= To do =
Print all of the entries exactly, minus the pictures.

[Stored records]
□ □ □

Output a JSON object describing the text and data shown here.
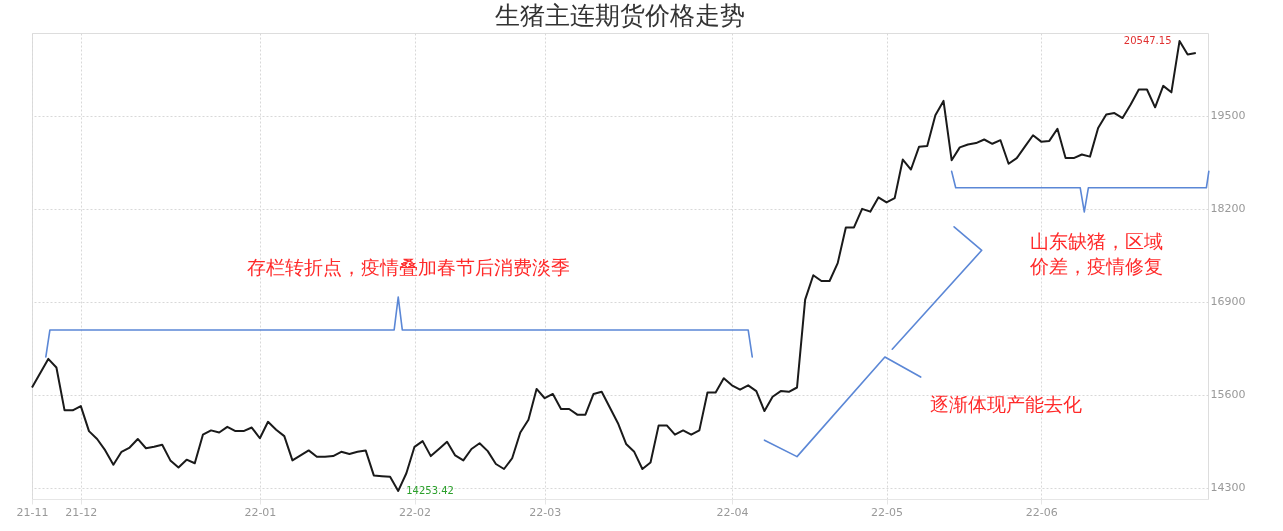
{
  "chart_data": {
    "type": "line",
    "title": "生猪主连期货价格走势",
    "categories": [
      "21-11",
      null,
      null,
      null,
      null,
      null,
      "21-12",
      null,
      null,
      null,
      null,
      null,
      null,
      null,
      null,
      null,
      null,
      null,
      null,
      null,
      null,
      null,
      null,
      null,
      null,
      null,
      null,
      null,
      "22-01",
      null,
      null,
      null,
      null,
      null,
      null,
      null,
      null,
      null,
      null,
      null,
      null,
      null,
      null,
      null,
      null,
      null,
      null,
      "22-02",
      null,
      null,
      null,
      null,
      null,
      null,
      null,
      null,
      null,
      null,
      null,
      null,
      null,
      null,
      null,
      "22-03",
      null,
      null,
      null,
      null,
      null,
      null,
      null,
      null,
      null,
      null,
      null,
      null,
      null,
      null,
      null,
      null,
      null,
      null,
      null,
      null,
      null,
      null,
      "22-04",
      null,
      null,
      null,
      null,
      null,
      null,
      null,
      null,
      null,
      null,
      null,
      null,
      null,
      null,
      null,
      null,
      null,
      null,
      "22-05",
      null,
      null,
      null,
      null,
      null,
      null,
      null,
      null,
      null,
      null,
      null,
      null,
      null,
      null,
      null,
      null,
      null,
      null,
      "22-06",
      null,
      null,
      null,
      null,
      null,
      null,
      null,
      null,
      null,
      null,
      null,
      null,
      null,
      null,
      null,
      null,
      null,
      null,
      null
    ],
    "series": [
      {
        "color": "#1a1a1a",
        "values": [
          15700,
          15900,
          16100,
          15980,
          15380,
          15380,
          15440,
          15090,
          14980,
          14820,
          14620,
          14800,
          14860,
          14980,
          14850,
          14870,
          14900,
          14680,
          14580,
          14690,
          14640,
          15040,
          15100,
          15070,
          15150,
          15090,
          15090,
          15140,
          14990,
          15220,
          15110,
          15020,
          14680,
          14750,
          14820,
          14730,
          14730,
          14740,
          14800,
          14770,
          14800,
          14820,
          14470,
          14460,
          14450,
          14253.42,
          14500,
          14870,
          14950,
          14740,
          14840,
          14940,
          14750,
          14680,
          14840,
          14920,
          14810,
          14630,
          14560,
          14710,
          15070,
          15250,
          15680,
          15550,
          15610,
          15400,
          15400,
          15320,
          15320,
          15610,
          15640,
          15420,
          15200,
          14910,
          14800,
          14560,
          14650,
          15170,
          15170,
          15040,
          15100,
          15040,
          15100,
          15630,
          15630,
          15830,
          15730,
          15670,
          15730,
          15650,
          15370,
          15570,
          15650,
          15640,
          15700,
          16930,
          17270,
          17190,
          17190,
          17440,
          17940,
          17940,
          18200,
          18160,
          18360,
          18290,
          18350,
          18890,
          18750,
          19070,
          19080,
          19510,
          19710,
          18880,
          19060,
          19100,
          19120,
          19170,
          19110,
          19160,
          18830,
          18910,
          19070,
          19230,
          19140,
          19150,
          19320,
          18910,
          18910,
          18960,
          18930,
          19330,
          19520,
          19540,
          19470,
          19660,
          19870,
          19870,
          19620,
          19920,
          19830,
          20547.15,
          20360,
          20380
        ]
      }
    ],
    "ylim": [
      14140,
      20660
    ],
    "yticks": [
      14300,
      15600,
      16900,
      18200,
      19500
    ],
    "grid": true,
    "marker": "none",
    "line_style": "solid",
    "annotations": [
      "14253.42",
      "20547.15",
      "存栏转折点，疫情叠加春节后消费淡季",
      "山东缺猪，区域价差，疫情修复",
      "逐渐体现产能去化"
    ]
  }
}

□ □ □

= Answer in full =
Output a JSON object describing the text and data shown here.
{
  "chart_data": {
    "type": "line",
    "title": "生猪主连期货价格走势",
    "categories": [
      "21-11",
      null,
      null,
      null,
      null,
      null,
      "21-12",
      null,
      null,
      null,
      null,
      null,
      null,
      null,
      null,
      null,
      null,
      null,
      null,
      null,
      null,
      null,
      null,
      null,
      null,
      null,
      null,
      null,
      "22-01",
      null,
      null,
      null,
      null,
      null,
      null,
      null,
      null,
      null,
      null,
      null,
      null,
      null,
      null,
      null,
      null,
      null,
      null,
      "22-02",
      null,
      null,
      null,
      null,
      null,
      null,
      null,
      null,
      null,
      null,
      null,
      null,
      null,
      null,
      null,
      "22-03",
      null,
      null,
      null,
      null,
      null,
      null,
      null,
      null,
      null,
      null,
      null,
      null,
      null,
      null,
      null,
      null,
      null,
      null,
      null,
      null,
      null,
      null,
      "22-04",
      null,
      null,
      null,
      null,
      null,
      null,
      null,
      null,
      null,
      null,
      null,
      null,
      null,
      null,
      null,
      null,
      null,
      null,
      "22-05",
      null,
      null,
      null,
      null,
      null,
      null,
      null,
      null,
      null,
      null,
      null,
      null,
      null,
      null,
      null,
      null,
      null,
      null,
      "22-06",
      null,
      null,
      null,
      null,
      null,
      null,
      null,
      null,
      null,
      null,
      null,
      null,
      null,
      null,
      null,
      null,
      null,
      null,
      null
    ],
    "series": [
      {
        "color": "#1a1a1a",
        "values": [
          15700,
          15900,
          16100,
          15980,
          15380,
          15380,
          15440,
          15090,
          14980,
          14820,
          14620,
          14800,
          14860,
          14980,
          14850,
          14870,
          14900,
          14680,
          14580,
          14690,
          14640,
          15040,
          15100,
          15070,
          15150,
          15090,
          15090,
          15140,
          14990,
          15220,
          15110,
          15020,
          14680,
          14750,
          14820,
          14730,
          14730,
          14740,
          14800,
          14770,
          14800,
          14820,
          14470,
          14460,
          14450,
          14253.42,
          14500,
          14870,
          14950,
          14740,
          14840,
          14940,
          14750,
          14680,
          14840,
          14920,
          14810,
          14630,
          14560,
          14710,
          15070,
          15250,
          15680,
          15550,
          15610,
          15400,
          15400,
          15320,
          15320,
          15610,
          15640,
          15420,
          15200,
          14910,
          14800,
          14560,
          14650,
          15170,
          15170,
          15040,
          15100,
          15040,
          15100,
          15630,
          15630,
          15830,
          15730,
          15670,
          15730,
          15650,
          15370,
          15570,
          15650,
          15640,
          15700,
          16930,
          17270,
          17190,
          17190,
          17440,
          17940,
          17940,
          18200,
          18160,
          18360,
          18290,
          18350,
          18890,
          18750,
          19070,
          19080,
          19510,
          19710,
          18880,
          19060,
          19100,
          19120,
          19170,
          19110,
          19160,
          18830,
          18910,
          19070,
          19230,
          19140,
          19150,
          19320,
          18910,
          18910,
          18960,
          18930,
          19330,
          19520,
          19540,
          19470,
          19660,
          19870,
          19870,
          19620,
          19920,
          19830,
          20547.15,
          20360,
          20380
        ]
      }
    ],
    "ylim": [
      14140,
      20660
    ],
    "yticks": [
      14300,
      15600,
      16900,
      18200,
      19500
    ],
    "grid": true,
    "marker": "none",
    "line_style": "solid",
    "annotations": [
      "14253.42",
      "20547.15",
      "存栏转折点，疫情叠加春节后消费淡季",
      "山东缺猪，区域价差，疫情修复",
      "逐渐体现产能去化"
    ]
  }
}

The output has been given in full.